**GOAL:** Every entry that follows should be reproduced exactly.

**RECORDS TO PROCESS:**

☆ ☆ ☆ ☆ ☆ ☆ ☆

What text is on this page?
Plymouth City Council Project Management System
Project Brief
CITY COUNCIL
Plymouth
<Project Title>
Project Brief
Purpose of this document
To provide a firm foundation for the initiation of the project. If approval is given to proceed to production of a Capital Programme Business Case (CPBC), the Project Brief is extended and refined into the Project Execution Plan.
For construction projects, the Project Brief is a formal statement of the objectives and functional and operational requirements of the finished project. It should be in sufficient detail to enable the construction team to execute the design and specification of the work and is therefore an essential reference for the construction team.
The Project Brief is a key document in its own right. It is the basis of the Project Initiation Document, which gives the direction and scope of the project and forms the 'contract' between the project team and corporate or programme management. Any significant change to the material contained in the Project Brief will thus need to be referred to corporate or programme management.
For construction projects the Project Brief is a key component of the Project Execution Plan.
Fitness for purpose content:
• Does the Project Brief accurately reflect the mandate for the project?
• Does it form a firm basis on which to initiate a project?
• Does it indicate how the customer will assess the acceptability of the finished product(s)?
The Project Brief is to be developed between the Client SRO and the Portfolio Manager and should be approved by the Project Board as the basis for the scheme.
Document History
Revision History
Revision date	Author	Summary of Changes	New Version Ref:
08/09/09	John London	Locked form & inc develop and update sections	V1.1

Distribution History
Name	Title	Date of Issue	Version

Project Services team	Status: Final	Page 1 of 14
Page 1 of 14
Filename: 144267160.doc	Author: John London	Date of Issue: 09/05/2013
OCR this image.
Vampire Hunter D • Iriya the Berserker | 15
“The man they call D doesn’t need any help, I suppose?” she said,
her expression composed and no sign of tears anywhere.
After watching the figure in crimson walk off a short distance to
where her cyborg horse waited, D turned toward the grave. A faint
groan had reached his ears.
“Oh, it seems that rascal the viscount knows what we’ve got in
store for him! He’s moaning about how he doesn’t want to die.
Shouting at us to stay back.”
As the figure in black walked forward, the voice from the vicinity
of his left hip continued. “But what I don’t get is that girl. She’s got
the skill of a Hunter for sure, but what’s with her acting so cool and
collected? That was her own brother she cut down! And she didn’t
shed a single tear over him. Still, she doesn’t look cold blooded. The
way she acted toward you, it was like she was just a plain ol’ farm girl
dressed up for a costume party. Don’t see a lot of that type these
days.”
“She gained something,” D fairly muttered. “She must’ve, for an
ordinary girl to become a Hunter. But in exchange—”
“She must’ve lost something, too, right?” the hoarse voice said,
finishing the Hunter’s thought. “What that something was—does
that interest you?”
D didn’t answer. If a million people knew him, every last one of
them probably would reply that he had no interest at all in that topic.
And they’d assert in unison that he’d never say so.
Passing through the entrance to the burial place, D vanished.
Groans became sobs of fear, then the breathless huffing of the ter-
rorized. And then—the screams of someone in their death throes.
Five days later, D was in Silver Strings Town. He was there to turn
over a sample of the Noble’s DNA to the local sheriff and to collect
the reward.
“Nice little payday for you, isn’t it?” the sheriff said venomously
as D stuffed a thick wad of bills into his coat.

☆ ☆ ☆ ☆ ☆ ☆ ☆

**THE ANSWER:**
What text is on this page?
Plymouth City Council Project Management System
Project Brief
CITY COUNCIL
Plymouth
<Project Title>
Project Brief
Purpose of this document
To provide a firm foundation for the initiation of the project. If approval is given to proceed to production of a Capital Programme Business Case (CPBC), the Project Brief is extended and refined into the Project Execution Plan.
For construction projects, the Project Brief is a formal statement of the objectives and functional and operational requirements of the finished project. It should be in sufficient detail to enable the construction team to execute the design and specification of the work and is therefore an essential reference for the construction team.
The Project Brief is a key document in its own right. It is the basis of the Project Initiation Document, which gives the direction and scope of the project and forms the 'contract' between the project team and corporate or programme management. Any significant change to the material contained in the Project Brief will thus need to be referred to corporate or programme management.
For construction projects the Project Brief is a key component of the Project Execution Plan.
Fitness for purpose content:
• Does the Project Brief accurately reflect the mandate for the project?
• Does it form a firm basis on which to initiate a project?
• Does it indicate how the customer will assess the acceptability of the finished product(s)?
The Project Brief is to be developed between the Client SRO and the Portfolio Manager and should be approved by the Project Board as the basis for the scheme.
Document History
Revision History
Revision date	Author	Summary of Changes	New Version Ref:
08/09/09	John London	Locked form & inc develop and update sections	V1.1

Distribution History
Name	Title	Date of Issue	Version

Project Services team	Status: Final	Page 1 of 14
Page 1 of 14
Filename: 144267160.doc	Author: John London	Date of Issue: 09/05/2013
OCR this image.
Vampire Hunter D • Iriya the Berserker | 15
“The man they call D doesn’t need any help, I suppose?” she said,
her expression composed and no sign of tears anywhere.
After watching the figure in crimson walk off a short distance to
where her cyborg horse waited, D turned toward the grave. A faint
groan had reached his ears.
“Oh, it seems that rascal the viscount knows what we’ve got in
store for him! He’s moaning about how he doesn’t want to die.
Shouting at us to stay back.”
As the figure in black walked forward, the voice from the vicinity
of his left hip continued. “But what I don’t get is that girl. She’s got
the skill of a Hunter for sure, but what’s with her acting so cool and
collected? That was her own brother she cut down! And she didn’t
shed a single tear over him. Still, she doesn’t look cold blooded. The
way she acted toward you, it was like she was just a plain ol’ farm girl
dressed up for a costume party. Don’t see a lot of that type these
days.”
“She gained something,” D fairly muttered. “She must’ve, for an
ordinary girl to become a Hunter. But in exchange—”
“She must’ve lost something, too, right?” the hoarse voice said,
finishing the Hunter’s thought. “What that something was—does
that interest you?”
D didn’t answer. If a million people knew him, every last one of
them probably would reply that he had no interest at all in that topic.
And they’d assert in unison that he’d never say so.
Passing through the entrance to the burial place, D vanished.
Groans became sobs of fear, then the breathless huffing of the ter-
rorized. And then—the screams of someone in their death throes.
Five days later, D was in Silver Strings Town. He was there to turn
over a sample of the Noble’s DNA to the local sheriff and to collect
the reward.
“Nice little payday for you, isn’t it?” the sheriff said venomously
as D stuffed a thick wad of bills into his coat.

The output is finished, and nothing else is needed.